- _What is asked_
Pull out every line of the listing below where "number" appears.

======== The records

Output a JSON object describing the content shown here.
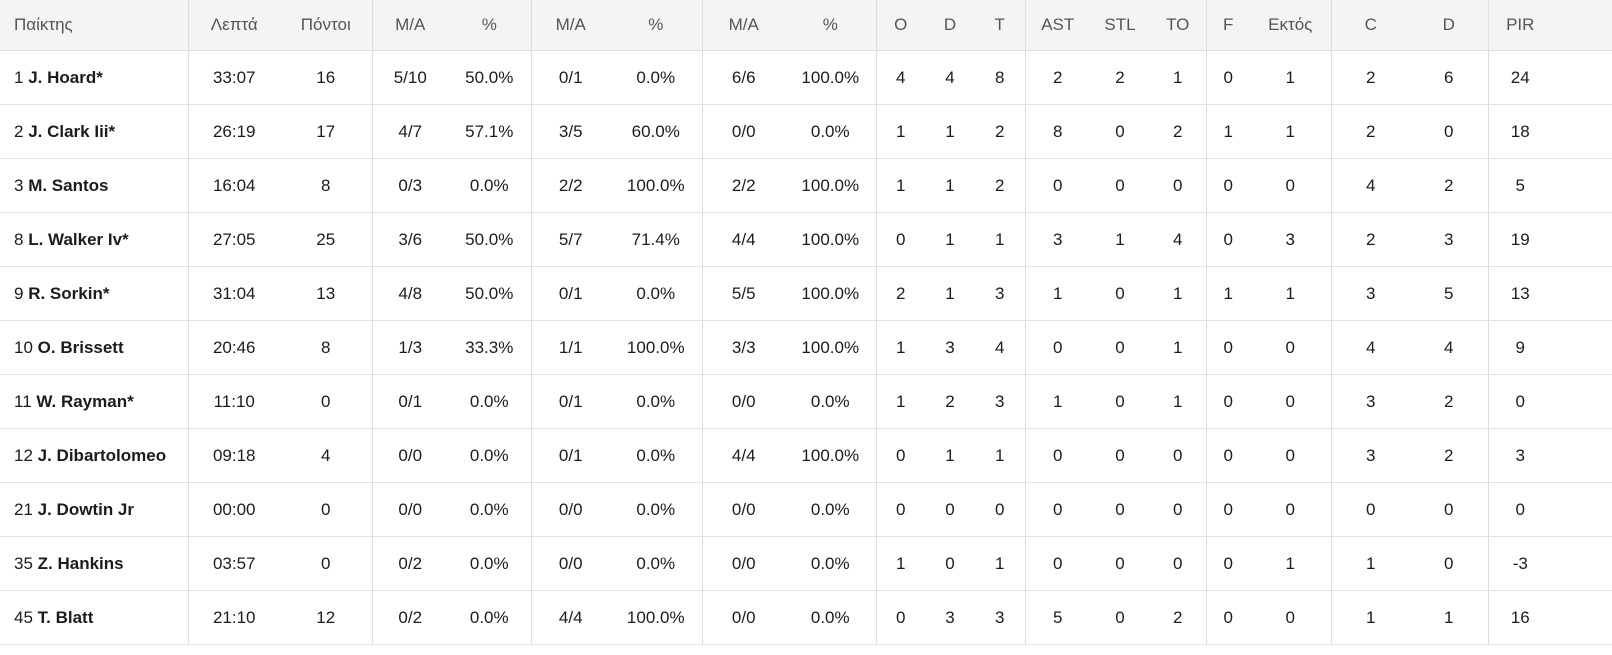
{
  "header": [
    "Παίκτης",
    "Λεπτά",
    "Πόντοι",
    "M/A",
    "%",
    "M/A",
    "%",
    "M/A",
    "%",
    "O",
    "D",
    "T",
    "AST",
    "STL",
    "TO",
    "F",
    "Εκτός",
    "C",
    "D",
    "PIR"
  ],
  "rows": [
    {
      "number": "1",
      "name": "J. Hoard*",
      "stats": [
        "33:07",
        "16",
        "5/10",
        "50.0%",
        "0/1",
        "0.0%",
        "6/6",
        "100.0%",
        "4",
        "4",
        "8",
        "2",
        "2",
        "1",
        "0",
        "1",
        "2",
        "6",
        "24"
      ]
    },
    {
      "number": "2",
      "name": "J. Clark Iii*",
      "stats": [
        "26:19",
        "17",
        "4/7",
        "57.1%",
        "3/5",
        "60.0%",
        "0/0",
        "0.0%",
        "1",
        "1",
        "2",
        "8",
        "0",
        "2",
        "1",
        "1",
        "2",
        "0",
        "18"
      ]
    },
    {
      "number": "3",
      "name": "M. Santos",
      "stats": [
        "16:04",
        "8",
        "0/3",
        "0.0%",
        "2/2",
        "100.0%",
        "2/2",
        "100.0%",
        "1",
        "1",
        "2",
        "0",
        "0",
        "0",
        "0",
        "0",
        "4",
        "2",
        "5"
      ]
    },
    {
      "number": "8",
      "name": "L. Walker Iv*",
      "stats": [
        "27:05",
        "25",
        "3/6",
        "50.0%",
        "5/7",
        "71.4%",
        "4/4",
        "100.0%",
        "0",
        "1",
        "1",
        "3",
        "1",
        "4",
        "0",
        "3",
        "2",
        "3",
        "19"
      ]
    },
    {
      "number": "9",
      "name": "R. Sorkin*",
      "stats": [
        "31:04",
        "13",
        "4/8",
        "50.0%",
        "0/1",
        "0.0%",
        "5/5",
        "100.0%",
        "2",
        "1",
        "3",
        "1",
        "0",
        "1",
        "1",
        "1",
        "3",
        "5",
        "13"
      ]
    },
    {
      "number": "10",
      "name": "O. Brissett",
      "stats": [
        "20:46",
        "8",
        "1/3",
        "33.3%",
        "1/1",
        "100.0%",
        "3/3",
        "100.0%",
        "1",
        "3",
        "4",
        "0",
        "0",
        "1",
        "0",
        "0",
        "4",
        "4",
        "9"
      ]
    },
    {
      "number": "11",
      "name": "W. Rayman*",
      "stats": [
        "11:10",
        "0",
        "0/1",
        "0.0%",
        "0/1",
        "0.0%",
        "0/0",
        "0.0%",
        "1",
        "2",
        "3",
        "1",
        "0",
        "1",
        "0",
        "0",
        "3",
        "2",
        "0"
      ]
    },
    {
      "number": "12",
      "name": "J. Dibartolomeo",
      "stats": [
        "09:18",
        "4",
        "0/0",
        "0.0%",
        "0/1",
        "0.0%",
        "4/4",
        "100.0%",
        "0",
        "1",
        "1",
        "0",
        "0",
        "0",
        "0",
        "0",
        "3",
        "2",
        "3"
      ]
    },
    {
      "number": "21",
      "name": "J. Dowtin Jr",
      "stats": [
        "00:00",
        "0",
        "0/0",
        "0.0%",
        "0/0",
        "0.0%",
        "0/0",
        "0.0%",
        "0",
        "0",
        "0",
        "0",
        "0",
        "0",
        "0",
        "0",
        "0",
        "0",
        "0"
      ]
    },
    {
      "number": "35",
      "name": "Z. Hankins",
      "stats": [
        "03:57",
        "0",
        "0/2",
        "0.0%",
        "0/0",
        "0.0%",
        "0/0",
        "0.0%",
        "1",
        "0",
        "1",
        "0",
        "0",
        "0",
        "0",
        "1",
        "1",
        "0",
        "-3"
      ]
    },
    {
      "number": "45",
      "name": "T. Blatt",
      "stats": [
        "21:10",
        "12",
        "0/2",
        "0.0%",
        "4/4",
        "100.0%",
        "0/0",
        "0.0%",
        "0",
        "3",
        "3",
        "5",
        "0",
        "2",
        "0",
        "0",
        "1",
        "1",
        "16"
      ]
    }
  ]
}
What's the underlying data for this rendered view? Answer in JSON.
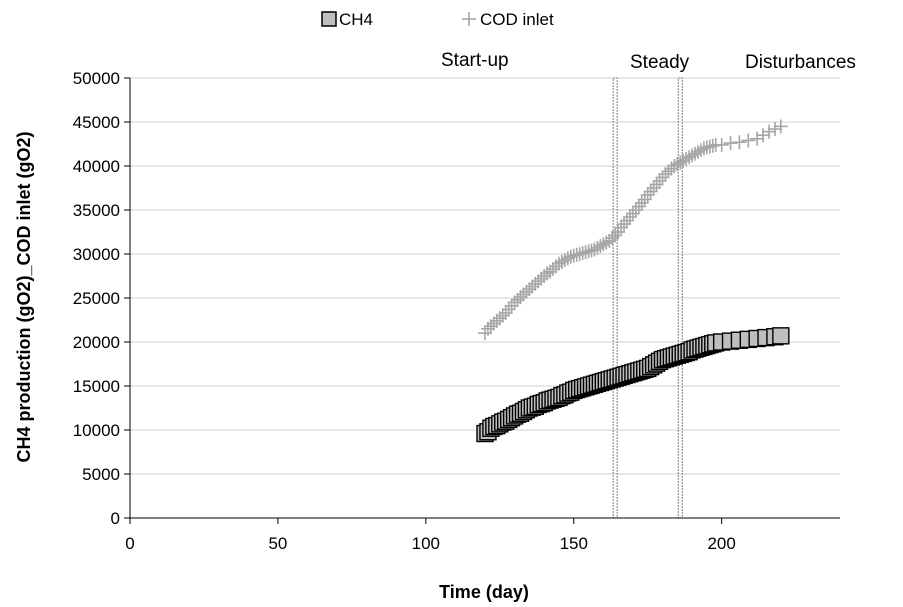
{
  "chart_data": {
    "type": "scatter",
    "xlabel": "Time (day)",
    "ylabel": "CH4 production (gO2)_COD inlet (gO2)",
    "xlim": [
      0,
      240
    ],
    "ylim": [
      0,
      50000
    ],
    "x_ticks": [
      0,
      50,
      100,
      150,
      200
    ],
    "y_ticks": [
      0,
      5000,
      10000,
      15000,
      20000,
      25000,
      30000,
      35000,
      40000,
      45000,
      50000
    ],
    "grid": "horizontal",
    "legend_position": "top",
    "phase_boundaries": [
      164,
      186
    ],
    "phase_labels": [
      "Start-up",
      "Steady",
      "Disturbances"
    ],
    "series": [
      {
        "name": "CH4",
        "marker": "square",
        "color": "#bfbfbf",
        "edge_color": "#000000",
        "points": [
          [
            120,
            9600
          ],
          [
            121,
            9800
          ],
          [
            122,
            10200
          ],
          [
            123,
            10400
          ],
          [
            124,
            10500
          ],
          [
            125,
            10700
          ],
          [
            126,
            10900
          ],
          [
            127,
            11000
          ],
          [
            128,
            11200
          ],
          [
            129,
            11400
          ],
          [
            130,
            11600
          ],
          [
            131,
            11800
          ],
          [
            132,
            11900
          ],
          [
            133,
            12100
          ],
          [
            134,
            12300
          ],
          [
            135,
            12500
          ],
          [
            136,
            12600
          ],
          [
            137,
            12700
          ],
          [
            138,
            12900
          ],
          [
            139,
            13000
          ],
          [
            140,
            13100
          ],
          [
            141,
            13300
          ],
          [
            142,
            13400
          ],
          [
            143,
            13500
          ],
          [
            144,
            13600
          ],
          [
            145,
            13700
          ],
          [
            146,
            13900
          ],
          [
            147,
            14000
          ],
          [
            148,
            14200
          ],
          [
            149,
            14300
          ],
          [
            150,
            14500
          ],
          [
            151,
            14600
          ],
          [
            152,
            14700
          ],
          [
            153,
            14800
          ],
          [
            154,
            14900
          ],
          [
            155,
            15000
          ],
          [
            156,
            15100
          ],
          [
            157,
            15200
          ],
          [
            158,
            15300
          ],
          [
            159,
            15400
          ],
          [
            160,
            15500
          ],
          [
            161,
            15600
          ],
          [
            162,
            15700
          ],
          [
            163,
            15800
          ],
          [
            164,
            15900
          ],
          [
            165,
            16000
          ],
          [
            166,
            16100
          ],
          [
            167,
            16200
          ],
          [
            168,
            16300
          ],
          [
            169,
            16400
          ],
          [
            170,
            16500
          ],
          [
            171,
            16600
          ],
          [
            172,
            16700
          ],
          [
            173,
            16800
          ],
          [
            174,
            16900
          ],
          [
            175,
            17000
          ],
          [
            176,
            17200
          ],
          [
            177,
            17400
          ],
          [
            178,
            17600
          ],
          [
            179,
            17800
          ],
          [
            180,
            18000
          ],
          [
            181,
            18100
          ],
          [
            182,
            18200
          ],
          [
            183,
            18300
          ],
          [
            184,
            18400
          ],
          [
            185,
            18500
          ],
          [
            186,
            18600
          ],
          [
            187,
            18700
          ],
          [
            188,
            18800
          ],
          [
            189,
            18900
          ],
          [
            190,
            19100
          ],
          [
            191,
            19200
          ],
          [
            192,
            19300
          ],
          [
            193,
            19400
          ],
          [
            194,
            19500
          ],
          [
            195,
            19600
          ],
          [
            196,
            19700
          ],
          [
            197,
            19800
          ],
          [
            198,
            19900
          ],
          [
            200,
            20000
          ],
          [
            203,
            20100
          ],
          [
            206,
            20200
          ],
          [
            209,
            20300
          ],
          [
            212,
            20400
          ],
          [
            215,
            20500
          ],
          [
            218,
            20600
          ],
          [
            220,
            20700
          ]
        ]
      },
      {
        "name": "COD inlet",
        "marker": "plus",
        "color": "#a6a6a6",
        "points": [
          [
            120,
            21000
          ],
          [
            121,
            21500
          ],
          [
            122,
            21800
          ],
          [
            123,
            22100
          ],
          [
            124,
            22400
          ],
          [
            125,
            22700
          ],
          [
            126,
            23000
          ],
          [
            127,
            23300
          ],
          [
            128,
            23700
          ],
          [
            129,
            24100
          ],
          [
            130,
            24500
          ],
          [
            131,
            24800
          ],
          [
            132,
            25100
          ],
          [
            133,
            25400
          ],
          [
            134,
            25700
          ],
          [
            135,
            26000
          ],
          [
            136,
            26300
          ],
          [
            137,
            26600
          ],
          [
            138,
            26900
          ],
          [
            139,
            27200
          ],
          [
            140,
            27500
          ],
          [
            141,
            27800
          ],
          [
            142,
            28000
          ],
          [
            143,
            28300
          ],
          [
            144,
            28600
          ],
          [
            145,
            28900
          ],
          [
            146,
            29100
          ],
          [
            147,
            29300
          ],
          [
            148,
            29500
          ],
          [
            149,
            29700
          ],
          [
            150,
            29800
          ],
          [
            151,
            29900
          ],
          [
            152,
            30000
          ],
          [
            153,
            30100
          ],
          [
            154,
            30200
          ],
          [
            155,
            30300
          ],
          [
            156,
            30400
          ],
          [
            157,
            30500
          ],
          [
            158,
            30700
          ],
          [
            159,
            30900
          ],
          [
            160,
            31100
          ],
          [
            161,
            31300
          ],
          [
            162,
            31500
          ],
          [
            163,
            31800
          ],
          [
            164,
            32100
          ],
          [
            165,
            32500
          ],
          [
            166,
            33000
          ],
          [
            167,
            33400
          ],
          [
            168,
            33800
          ],
          [
            169,
            34200
          ],
          [
            170,
            34600
          ],
          [
            171,
            35000
          ],
          [
            172,
            35400
          ],
          [
            173,
            35800
          ],
          [
            174,
            36200
          ],
          [
            175,
            36700
          ],
          [
            176,
            37100
          ],
          [
            177,
            37500
          ],
          [
            178,
            37900
          ],
          [
            179,
            38300
          ],
          [
            180,
            38700
          ],
          [
            181,
            39100
          ],
          [
            182,
            39400
          ],
          [
            183,
            39700
          ],
          [
            184,
            40000
          ],
          [
            185,
            40200
          ],
          [
            186,
            40400
          ],
          [
            187,
            40600
          ],
          [
            188,
            40800
          ],
          [
            189,
            41000
          ],
          [
            190,
            41200
          ],
          [
            191,
            41400
          ],
          [
            192,
            41600
          ],
          [
            193,
            41800
          ],
          [
            194,
            42000
          ],
          [
            195,
            42100
          ],
          [
            196,
            42200
          ],
          [
            197,
            42300
          ],
          [
            198,
            42400
          ],
          [
            200,
            42400
          ],
          [
            203,
            42600
          ],
          [
            206,
            42700
          ],
          [
            209,
            42900
          ],
          [
            212,
            43100
          ],
          [
            214,
            43500
          ],
          [
            216,
            43900
          ],
          [
            218,
            44200
          ],
          [
            220,
            44500
          ]
        ]
      }
    ]
  }
}
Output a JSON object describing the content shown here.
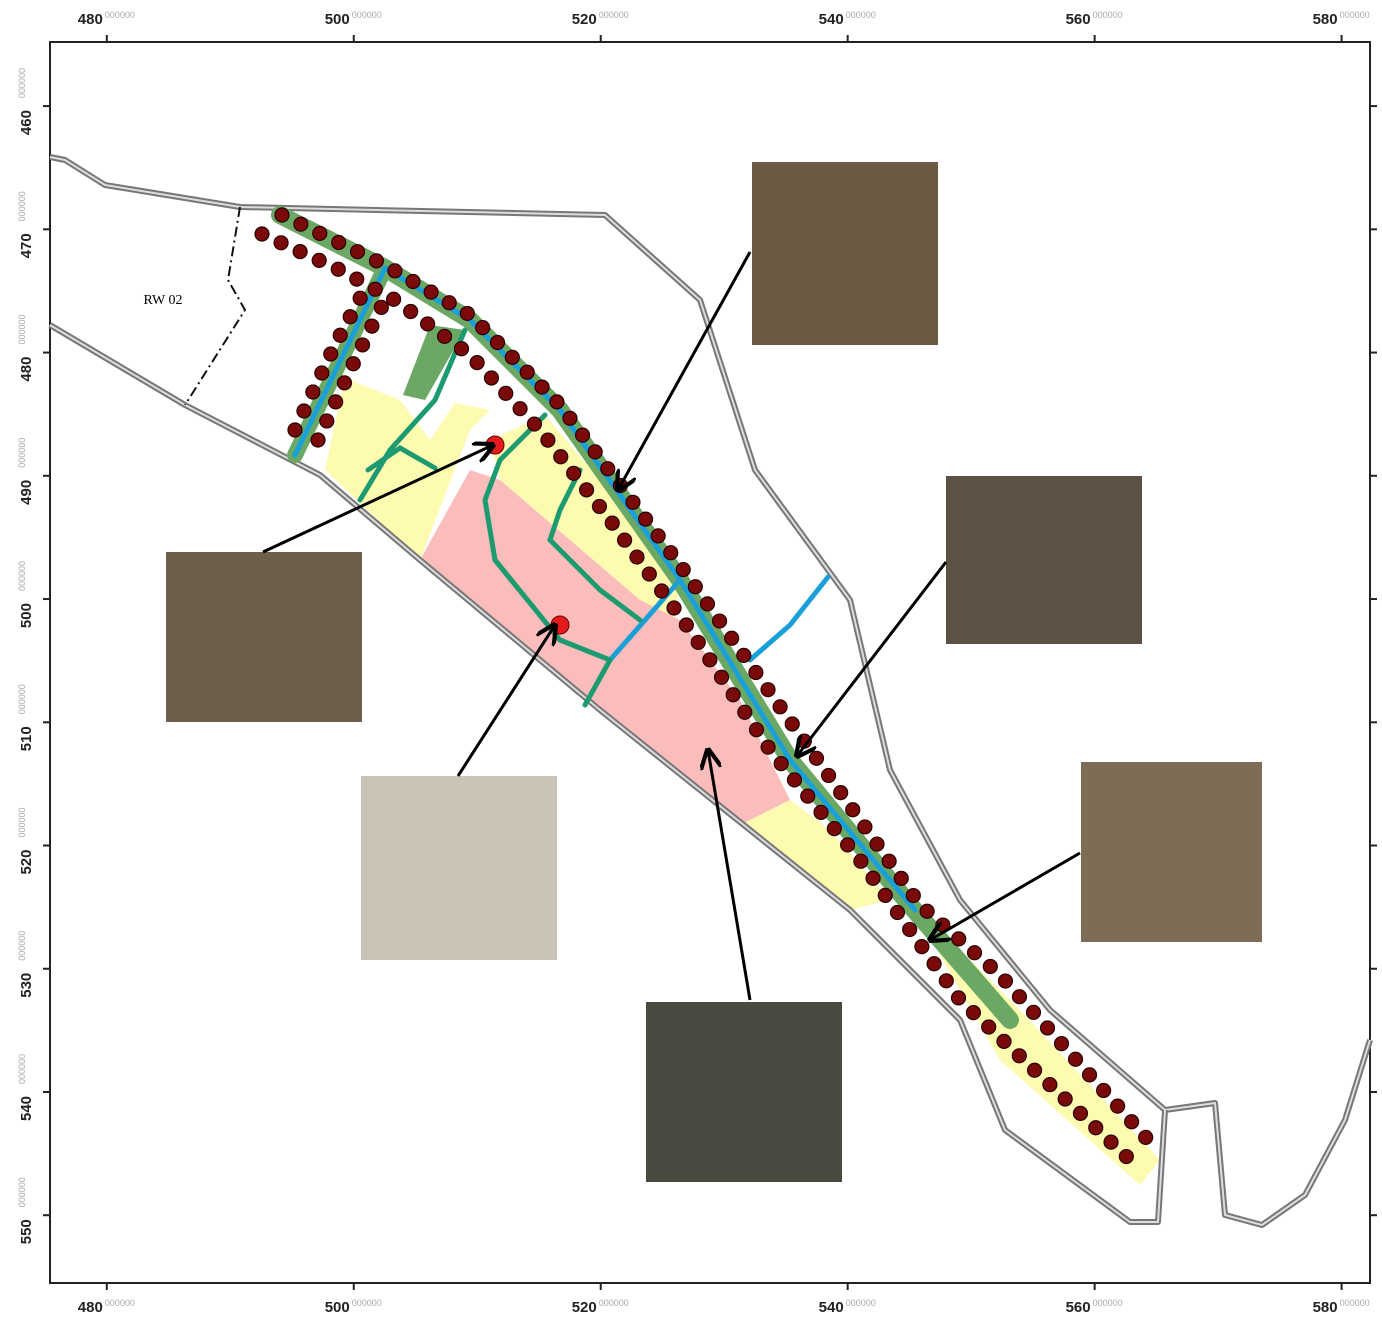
{
  "map": {
    "x_ticks": [
      480,
      500,
      520,
      540,
      560,
      580
    ],
    "y_ticks": [
      460,
      470,
      480,
      490,
      500,
      510,
      520,
      530,
      540,
      550
    ],
    "tick_suffix": "000000",
    "xlim": [
      475.4,
      582.3
    ],
    "ylim": [
      454.8,
      555.5
    ],
    "area_label": "RW 02"
  }
}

================

- _Exercise output_
      "number": "1",
      "number": "2",
      "number": "3",
      "number": "8",
      "number": "9",
      "number": "10",
      "number": "11",
      "number": "12",
      "number": "21",
      "number": "35",
      "number": "45",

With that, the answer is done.